PROBLEM DETAILS – Your answer should consist of each line from the data below that contains "ovals".

SUPPLIED ENTRIES –
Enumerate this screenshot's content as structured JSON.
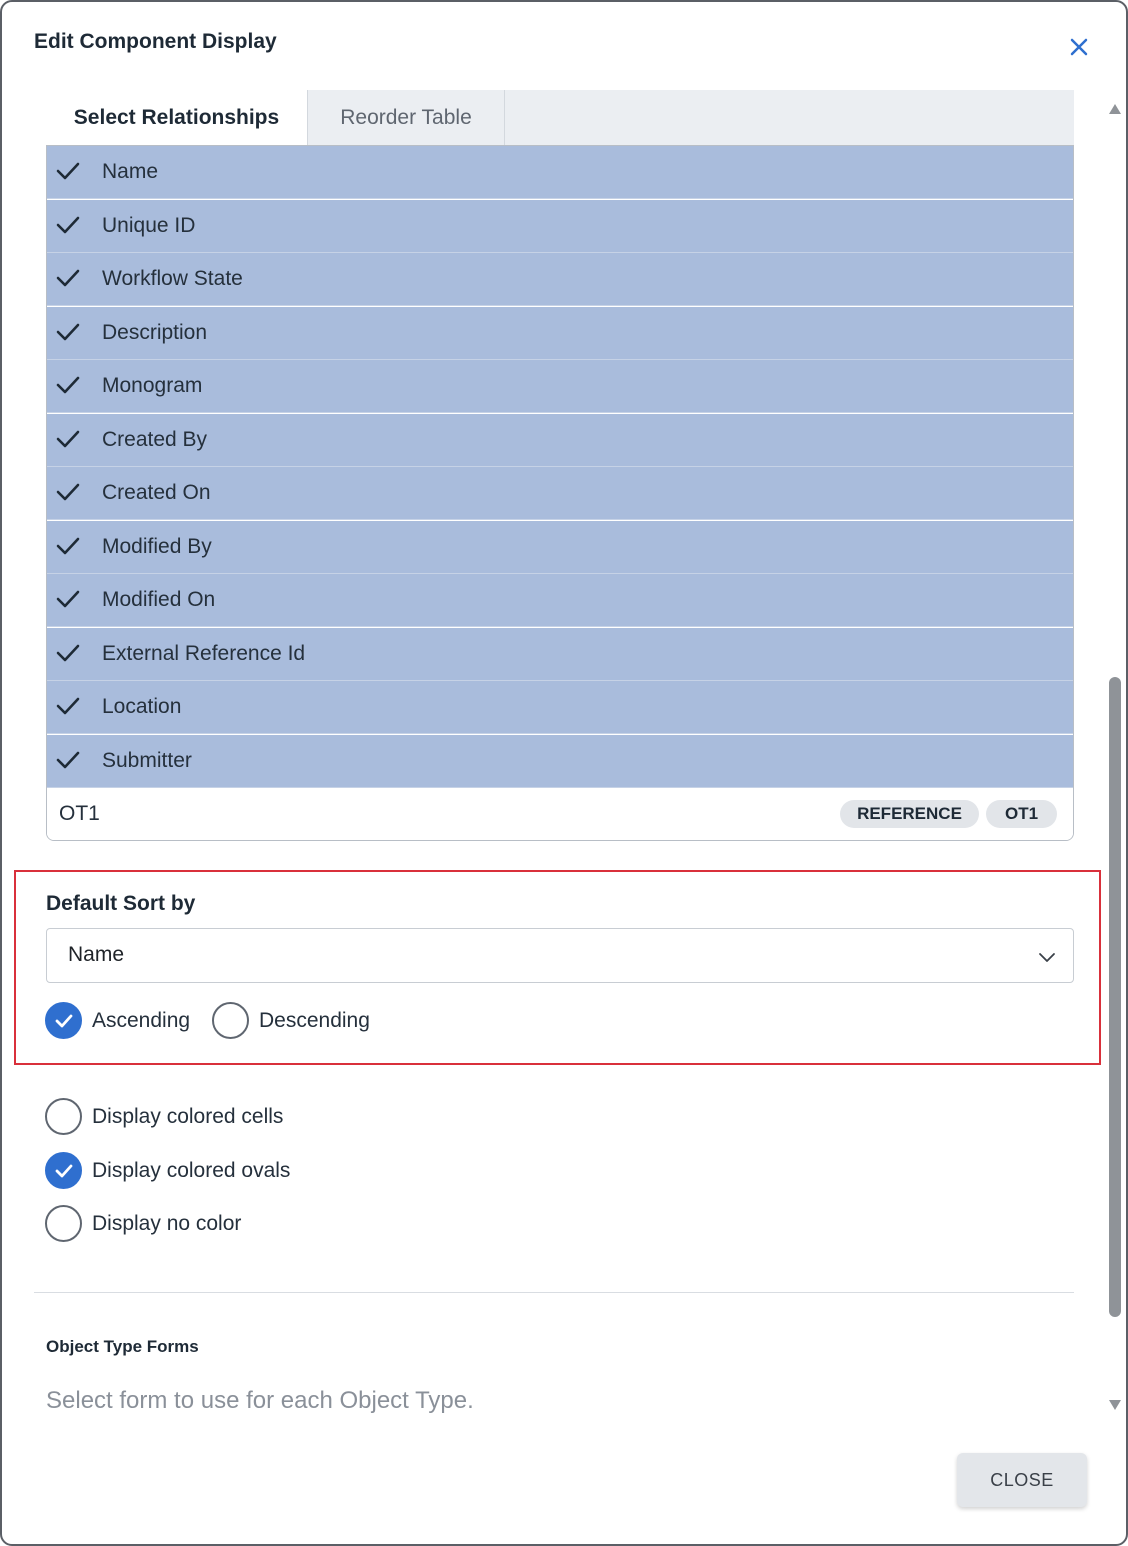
{
  "dialog": {
    "title": "Edit Component Display",
    "close_label": "CLOSE"
  },
  "tabs": [
    {
      "label": "Select Relationships",
      "active": true
    },
    {
      "label": "Reorder Table",
      "active": false
    }
  ],
  "relationships": {
    "items": [
      {
        "label": "Name",
        "checked": true
      },
      {
        "label": "Unique ID",
        "checked": true
      },
      {
        "label": "Workflow State",
        "checked": true
      },
      {
        "label": "Description",
        "checked": true
      },
      {
        "label": "Monogram",
        "checked": true
      },
      {
        "label": "Created By",
        "checked": true
      },
      {
        "label": "Created On",
        "checked": true
      },
      {
        "label": "Modified By",
        "checked": true
      },
      {
        "label": "Modified On",
        "checked": true
      },
      {
        "label": "External Reference Id",
        "checked": true
      },
      {
        "label": "Location",
        "checked": true
      },
      {
        "label": "Submitter",
        "checked": true
      }
    ],
    "object_type": {
      "label": "OT1",
      "badges": [
        "REFERENCE",
        "OT1"
      ]
    }
  },
  "sort": {
    "title": "Default Sort by",
    "selected": "Name",
    "ascending_label": "Ascending",
    "descending_label": "Descending",
    "direction": "Ascending"
  },
  "color_options": {
    "cells_label": "Display colored cells",
    "ovals_label": "Display colored ovals",
    "none_label": "Display no color",
    "selected": "Display colored ovals"
  },
  "forms": {
    "title": "Object Type Forms",
    "hint": "Select form to use for each Object Type."
  },
  "colors": {
    "selected_row": "#a9bcdc",
    "accent": "#2f6fcf",
    "highlight_border": "#d9303b"
  }
}
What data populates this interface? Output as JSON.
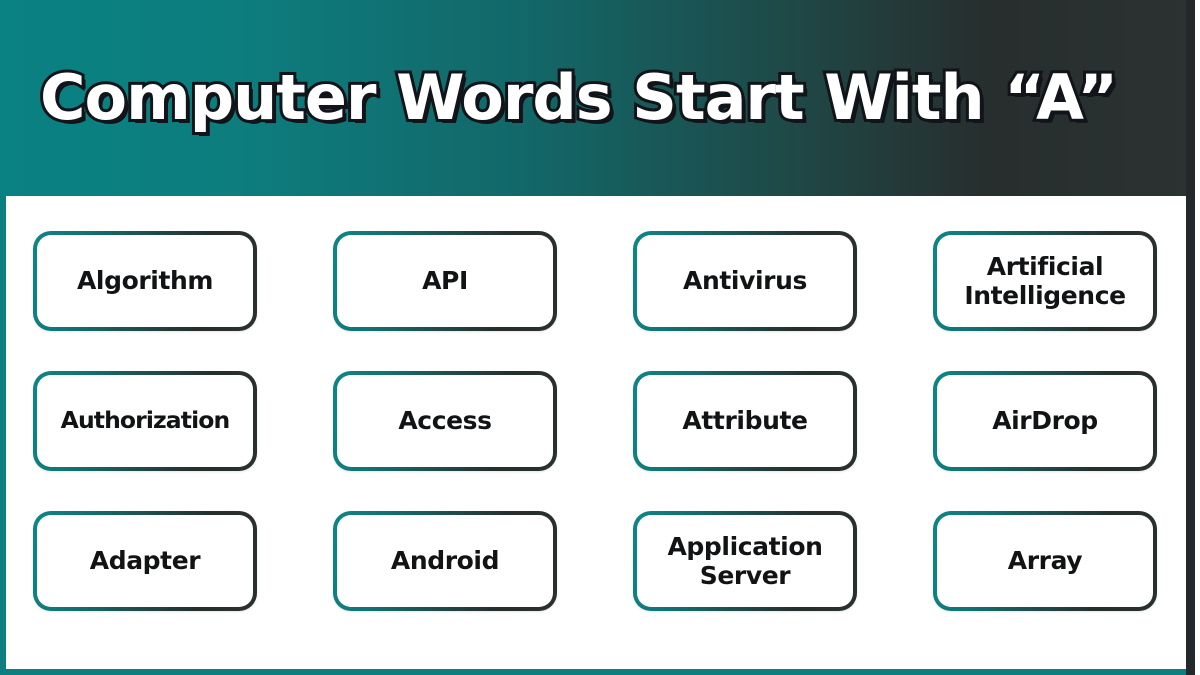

SOLUTION –
    "ovals_label": "Display colored ovals",
    "selected": "Display colored ovals"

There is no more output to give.